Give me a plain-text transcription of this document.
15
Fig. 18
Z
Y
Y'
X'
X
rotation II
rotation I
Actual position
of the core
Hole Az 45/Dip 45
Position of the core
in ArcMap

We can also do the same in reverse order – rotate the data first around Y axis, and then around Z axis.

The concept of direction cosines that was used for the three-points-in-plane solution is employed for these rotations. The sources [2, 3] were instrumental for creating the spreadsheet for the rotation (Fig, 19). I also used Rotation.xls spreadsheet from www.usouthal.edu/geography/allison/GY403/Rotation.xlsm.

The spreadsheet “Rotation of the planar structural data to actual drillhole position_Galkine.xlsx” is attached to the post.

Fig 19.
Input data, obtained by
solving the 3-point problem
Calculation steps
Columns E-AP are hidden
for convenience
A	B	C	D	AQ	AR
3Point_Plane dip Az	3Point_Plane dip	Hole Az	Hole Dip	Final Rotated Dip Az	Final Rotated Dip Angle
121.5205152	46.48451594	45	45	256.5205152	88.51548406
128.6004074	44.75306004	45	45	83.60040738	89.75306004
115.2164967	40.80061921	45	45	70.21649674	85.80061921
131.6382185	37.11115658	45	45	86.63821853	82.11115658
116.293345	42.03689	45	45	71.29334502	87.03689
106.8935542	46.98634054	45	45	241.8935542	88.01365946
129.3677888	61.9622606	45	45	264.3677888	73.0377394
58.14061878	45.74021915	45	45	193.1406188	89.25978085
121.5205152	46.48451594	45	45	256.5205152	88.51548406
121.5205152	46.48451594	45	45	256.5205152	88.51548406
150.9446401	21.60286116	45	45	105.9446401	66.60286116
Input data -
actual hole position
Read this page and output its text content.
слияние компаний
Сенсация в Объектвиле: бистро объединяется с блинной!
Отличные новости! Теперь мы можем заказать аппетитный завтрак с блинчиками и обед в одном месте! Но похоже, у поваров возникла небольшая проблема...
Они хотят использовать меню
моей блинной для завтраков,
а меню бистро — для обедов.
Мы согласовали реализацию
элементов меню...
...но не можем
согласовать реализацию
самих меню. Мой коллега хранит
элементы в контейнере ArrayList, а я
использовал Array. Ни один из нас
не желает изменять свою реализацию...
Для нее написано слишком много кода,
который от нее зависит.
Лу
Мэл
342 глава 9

==

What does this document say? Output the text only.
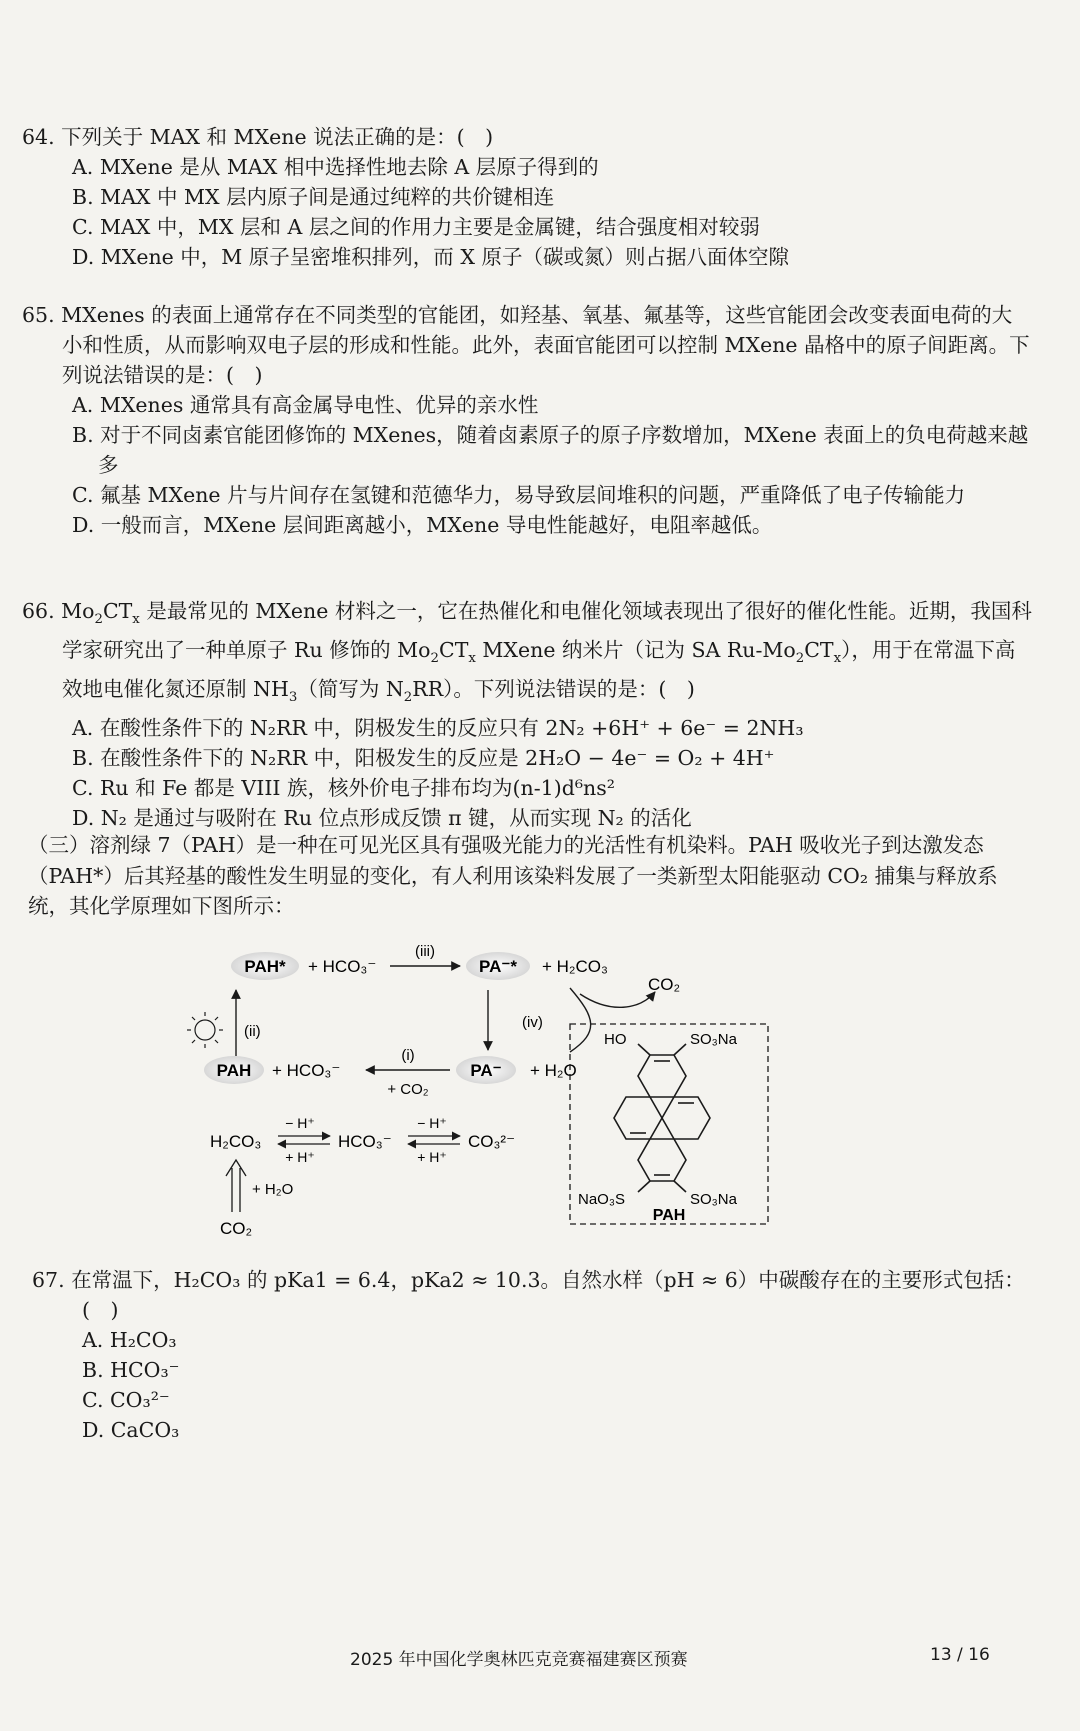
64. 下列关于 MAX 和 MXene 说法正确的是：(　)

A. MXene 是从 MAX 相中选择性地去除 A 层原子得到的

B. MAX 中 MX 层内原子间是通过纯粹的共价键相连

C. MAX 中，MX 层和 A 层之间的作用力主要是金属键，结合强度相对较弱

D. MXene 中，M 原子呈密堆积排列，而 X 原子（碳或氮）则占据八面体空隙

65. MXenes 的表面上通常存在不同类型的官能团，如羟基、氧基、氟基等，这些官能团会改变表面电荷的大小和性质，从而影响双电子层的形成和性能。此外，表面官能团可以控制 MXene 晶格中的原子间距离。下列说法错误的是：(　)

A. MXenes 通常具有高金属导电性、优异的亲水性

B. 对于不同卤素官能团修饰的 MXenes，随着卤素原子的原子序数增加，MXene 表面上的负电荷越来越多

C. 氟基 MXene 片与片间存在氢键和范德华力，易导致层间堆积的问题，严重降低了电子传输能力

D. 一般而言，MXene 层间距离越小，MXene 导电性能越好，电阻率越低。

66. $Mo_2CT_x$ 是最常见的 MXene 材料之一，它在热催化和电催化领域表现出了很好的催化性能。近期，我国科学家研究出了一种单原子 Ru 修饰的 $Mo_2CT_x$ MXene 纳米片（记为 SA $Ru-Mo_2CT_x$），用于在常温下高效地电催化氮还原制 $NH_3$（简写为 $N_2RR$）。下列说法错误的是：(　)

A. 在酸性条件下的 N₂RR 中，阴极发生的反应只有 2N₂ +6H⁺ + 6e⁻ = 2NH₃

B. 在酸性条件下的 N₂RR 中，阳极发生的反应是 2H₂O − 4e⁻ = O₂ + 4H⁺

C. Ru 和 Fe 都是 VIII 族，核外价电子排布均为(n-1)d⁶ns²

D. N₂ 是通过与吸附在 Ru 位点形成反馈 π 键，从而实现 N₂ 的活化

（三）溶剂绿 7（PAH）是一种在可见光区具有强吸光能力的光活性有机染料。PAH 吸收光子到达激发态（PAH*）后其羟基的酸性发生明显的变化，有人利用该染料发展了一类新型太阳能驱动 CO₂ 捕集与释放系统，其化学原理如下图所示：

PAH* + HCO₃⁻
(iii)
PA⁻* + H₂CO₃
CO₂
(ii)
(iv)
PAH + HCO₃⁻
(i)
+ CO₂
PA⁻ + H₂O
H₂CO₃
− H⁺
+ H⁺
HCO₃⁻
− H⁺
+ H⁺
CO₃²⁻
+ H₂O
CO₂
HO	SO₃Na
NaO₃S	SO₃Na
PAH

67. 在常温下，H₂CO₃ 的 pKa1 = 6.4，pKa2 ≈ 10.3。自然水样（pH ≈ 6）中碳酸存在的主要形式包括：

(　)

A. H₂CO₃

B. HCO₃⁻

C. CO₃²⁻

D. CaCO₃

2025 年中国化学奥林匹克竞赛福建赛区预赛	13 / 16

--

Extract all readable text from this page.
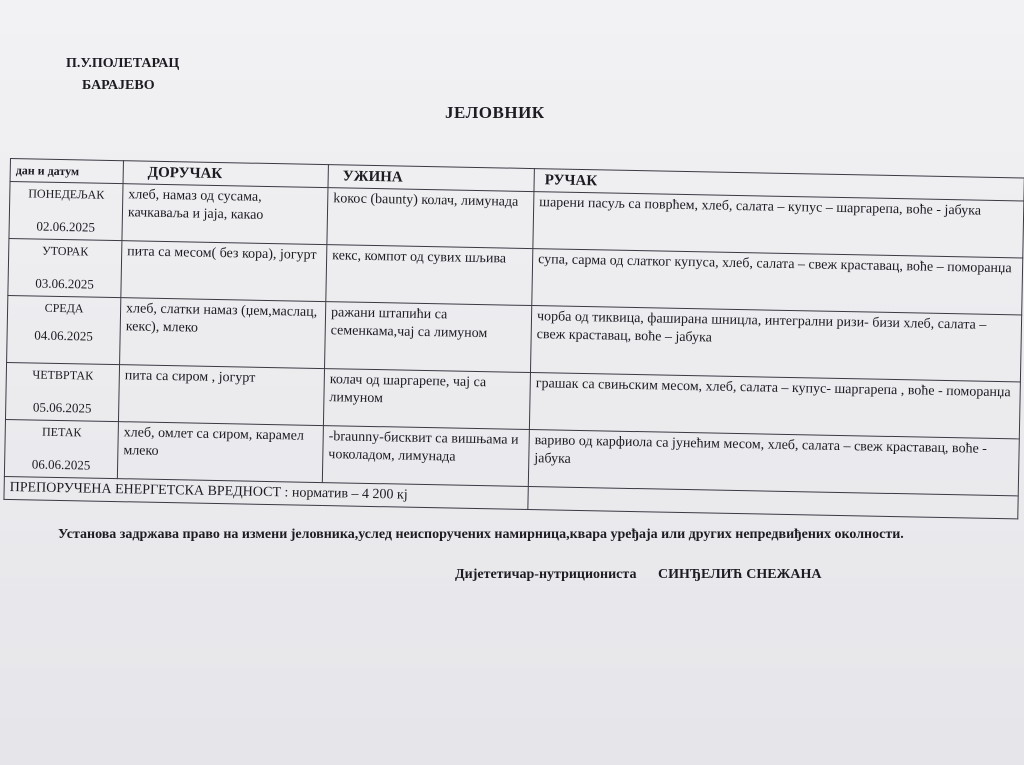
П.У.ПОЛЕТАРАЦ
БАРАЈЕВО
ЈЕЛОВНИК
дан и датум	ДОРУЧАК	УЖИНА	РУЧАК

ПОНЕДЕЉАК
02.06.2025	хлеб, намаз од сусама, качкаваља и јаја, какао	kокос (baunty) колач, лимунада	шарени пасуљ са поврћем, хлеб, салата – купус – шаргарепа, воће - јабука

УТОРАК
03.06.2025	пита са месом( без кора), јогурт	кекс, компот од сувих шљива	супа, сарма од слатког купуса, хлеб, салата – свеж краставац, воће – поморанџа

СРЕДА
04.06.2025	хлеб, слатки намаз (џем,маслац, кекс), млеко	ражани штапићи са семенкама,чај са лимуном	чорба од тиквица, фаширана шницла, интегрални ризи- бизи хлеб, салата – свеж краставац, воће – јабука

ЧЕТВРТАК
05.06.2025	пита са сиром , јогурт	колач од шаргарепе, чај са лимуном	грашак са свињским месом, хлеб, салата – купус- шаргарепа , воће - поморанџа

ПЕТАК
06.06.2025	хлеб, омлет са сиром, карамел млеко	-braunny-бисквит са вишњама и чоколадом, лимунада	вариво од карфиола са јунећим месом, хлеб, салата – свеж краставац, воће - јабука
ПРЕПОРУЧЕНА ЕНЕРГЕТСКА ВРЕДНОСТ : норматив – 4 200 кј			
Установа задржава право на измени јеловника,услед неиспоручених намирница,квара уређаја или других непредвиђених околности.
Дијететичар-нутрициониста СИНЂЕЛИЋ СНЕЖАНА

● YOUR GOAL
Which lines hold the string "свеж"? Copy all of them from the data above.

● OUTPUT OF THE TASK
03.06.2025	пита са месом( без кора), јогурт	кекс, компот од сувих шљива	супа, сарма од слатког купуса, хлеб, салата – свеж краставац, воће – поморанџа
04.06.2025	хлеб, слатки намаз (џем,маслац, кекс), млеко	ражани штапићи са семенкама,чај са лимуном	чорба од тиквица, фаширана шницла, интегрални ризи- бизи хлеб, салата – свеж краставац, воће – јабука
06.06.2025	хлеб, омлет са сиром, карамел млеко	-braunny-бисквит са вишњама и чоколадом, лимунада	вариво од карфиола са јунећим месом, хлеб, салата – свеж краставац, воће - јабука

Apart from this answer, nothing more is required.